▶ [Material to process]:
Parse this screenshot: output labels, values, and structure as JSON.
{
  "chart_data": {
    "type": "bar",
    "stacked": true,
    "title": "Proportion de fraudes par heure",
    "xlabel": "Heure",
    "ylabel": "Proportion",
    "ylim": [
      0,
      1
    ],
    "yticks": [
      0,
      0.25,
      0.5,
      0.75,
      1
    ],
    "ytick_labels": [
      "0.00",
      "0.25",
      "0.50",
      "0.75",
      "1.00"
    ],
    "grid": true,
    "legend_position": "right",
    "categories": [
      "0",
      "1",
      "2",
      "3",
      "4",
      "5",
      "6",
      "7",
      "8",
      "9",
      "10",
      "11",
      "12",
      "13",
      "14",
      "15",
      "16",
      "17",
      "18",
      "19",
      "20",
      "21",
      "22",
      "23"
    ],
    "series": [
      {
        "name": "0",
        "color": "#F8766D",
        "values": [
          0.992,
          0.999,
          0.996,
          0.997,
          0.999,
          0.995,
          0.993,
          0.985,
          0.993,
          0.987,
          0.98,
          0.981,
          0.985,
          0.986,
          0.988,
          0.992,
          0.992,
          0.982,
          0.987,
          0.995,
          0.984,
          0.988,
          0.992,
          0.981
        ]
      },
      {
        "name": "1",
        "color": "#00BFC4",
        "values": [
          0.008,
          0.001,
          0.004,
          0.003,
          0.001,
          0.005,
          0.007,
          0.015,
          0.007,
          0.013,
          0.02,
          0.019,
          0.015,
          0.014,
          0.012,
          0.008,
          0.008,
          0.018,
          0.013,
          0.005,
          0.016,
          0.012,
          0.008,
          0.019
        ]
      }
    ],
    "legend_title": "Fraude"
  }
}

▶ [Task directions]: Find each line that has the word "Proportion", then copy it out.

▶ [Task output]:
    "title": "Proportion de fraudes par heure",
    "ylabel": "Proportion",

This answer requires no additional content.